▶ Text block
★ ★ ★ ★ ★

Using colour contrasts became the main principle of colourist painting. Through mutual relations and a certain closeness, the colour spots were supposed to change their value and lead to optical illusions and delusions. In an introduction to a catalogue of the first collective exhibition of the Kapists in 1931, Jan Cybis wrote: ‘By painting from nature, we want to create a canvas which would complement our painting experience in the face of nature. The aim is for it not to be a documentation of similarity, but a game of relations and artistic activities that nature guided us towards. All activities in nature must be transposed onto the conditions of the canvas (surface) and take on a meaning of their own. The colour on the canvas only exists by standing in contrast with other colours. A colour that has not derived from the assumed game, one that merely imitates the colour of nature - does not work in terms of painting. The more legitimate the colour, the fuller the form (Cézanne) and the closer to the artistic realization it will be' (Painting Exhibition of the Kapists, exhibition catalogue, Polski Klub Artystyczny "Polonia", December 1931").
On the one hand, the Kapists' painting was similar to the search undertaken by the Impressionists - their asemantic way of seeing the world which means nothing, is not symbolic, nor does it refer to another non-visual reality. The Kapists, like the Impressionists, were interested in ‘the laws governing the art of painting which the Impressionist era has discovered.' They were interested in colour, colour contrasts, and complementary colours. They knew the mechanisms behind ‘the colour game.' Nevertheless, just as Cybis underscored, all that knowledge was of not much use to the Impressionists, as well as to the Kapists. ‘In the end, you always paint by the seat of your pants.' (Jan Cybis, ‘Journals,' 1956, p. 38). The liens to impressionism were strictly intellectual, they did not concern painterly solutions. Later, Cybis clearly and definitely distanced himself from impressionism.
The Kapists' landscape compositions from the 1920s and 1930s have a common feature of emphasizing fortuity. Usually, the fragmentary frames were not restricted to a strictly defined motif. One often gets the feeling that the choice of the motif was random. Any fragment of nature could serve as an object of colour transformations. However, the Kapists' works were not about the fragmentation of the shot either. It was a demonstration of their artistic credo - they were solely interested in the painted subject. It was a form of rebellion against the domination of a given theme and the non-plastic meanings.

★ ★ ★ ★ ★

▶ Dataset extract
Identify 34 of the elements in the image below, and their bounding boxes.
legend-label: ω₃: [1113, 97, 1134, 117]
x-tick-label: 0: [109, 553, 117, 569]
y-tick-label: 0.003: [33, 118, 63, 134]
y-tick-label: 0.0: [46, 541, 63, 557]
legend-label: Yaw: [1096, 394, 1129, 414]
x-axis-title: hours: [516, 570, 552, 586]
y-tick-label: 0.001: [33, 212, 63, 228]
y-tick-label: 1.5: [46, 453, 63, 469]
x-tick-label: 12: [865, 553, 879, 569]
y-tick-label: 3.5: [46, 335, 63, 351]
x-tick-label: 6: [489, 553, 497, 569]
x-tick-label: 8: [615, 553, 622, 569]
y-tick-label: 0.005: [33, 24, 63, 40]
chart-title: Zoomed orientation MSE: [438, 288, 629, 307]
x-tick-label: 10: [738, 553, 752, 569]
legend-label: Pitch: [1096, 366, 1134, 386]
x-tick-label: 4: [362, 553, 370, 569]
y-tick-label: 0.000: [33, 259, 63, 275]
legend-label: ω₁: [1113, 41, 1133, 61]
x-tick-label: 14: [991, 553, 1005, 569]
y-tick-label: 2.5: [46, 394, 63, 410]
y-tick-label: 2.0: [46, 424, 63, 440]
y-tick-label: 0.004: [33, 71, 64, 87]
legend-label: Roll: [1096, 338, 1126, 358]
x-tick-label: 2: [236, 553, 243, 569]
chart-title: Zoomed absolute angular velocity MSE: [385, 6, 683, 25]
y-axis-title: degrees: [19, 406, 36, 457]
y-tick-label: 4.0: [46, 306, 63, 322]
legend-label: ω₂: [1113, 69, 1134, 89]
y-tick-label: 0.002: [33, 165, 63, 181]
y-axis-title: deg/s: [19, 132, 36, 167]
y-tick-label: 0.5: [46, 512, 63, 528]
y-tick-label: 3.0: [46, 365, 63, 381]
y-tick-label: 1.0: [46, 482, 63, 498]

★ ★ ★ ★ ★

Carry on the passage about the Kapists and colourist painting, starting right after its final sentence.

The form itself was not a meaning carrier, it was within it that the sense and purpose of the painting were hidden - in that sense, the Kapists are like the Constructivists, who were on the opposite side of the spectrum. This was, however, only a starting point. With time, each artist began a search for their own route, their own interpretations of the initial joint explorations. In the paintings by Józef Czapski, colour was initially only a carrier of light. Heavy and saturated colours appeared quite promptly in his works, bringing an element of expressive tension and drama. Artur Nacht-Samborski, who never de facto rejected contours and value moulding, began his individual search equally quickly. A hint of German expressionism can also be detected in his painting - he eagerly chose anti-aesthetic solutions. A kind of game between colour and form often took place on his canvases. Zygmunt Waliszewski was also entirely different. In his infamous ‘Renaissance Feasts' (Polish: “Uczty Renesansowe") and ‘Venus' Toilet' (Polish: “Toaleta Wenus"), he combined the colour with the theme of the paintings in an unusual way. He was not afraid unlike his fellow artists from the Committee of Literature in Painting.
The Paris period ended with two exhibitions which were the first official shows of the artists' works - one was smaller and took place in Gallery Zak in Paris in 1930, the other was held in a Geneva-based Gallery Moss in 1931. Both resulted in considerable international success for the young artists. In August 1931, most of them returned to Poland, apart from Nacht who stayed in Paris until 1939.
In the 1940s and 1950s, the majority of Kapists took up professorships in Academies of Fine Arts -Jan Cybis and Artur Nacht at the Academy of Fine Arts in Warsaw, Hanna Rudzka-Cybisowa at the Acedemy of Fine Arts in Cracow, whereas Artur Nacht and Piotr Potworowski at the National Higher School of Fine Arts (Polish: Państwowa Wyższa Szkoła Sztuk Pięknych) in Gdańsk. Their role in shaping the national cultural politics was significant and with time became key. One achievement of the Kapists in the field of Polish painting was the consolidation of high artistic culture and ‘good painting work.' The Kapists gathered at ‘Głos Plastyków' represented the modern approach toward tradition and culture like no other group in the country at the time. Free from national indoctrination, they understood the history of painting as a whole- a history that lives, is up-to-date and, importantly, is subject to the criteria of contemporary evaluation. They reproduced both the best old and contemporary art in a journal they edited. They wanted to build a universal art awareness by explaining and analysing art issues. There were a few artists-critics endowed with great literary talent among the Kapists (e.g. Józef Czapski, Jan Cybis, Tytus Czyżewski).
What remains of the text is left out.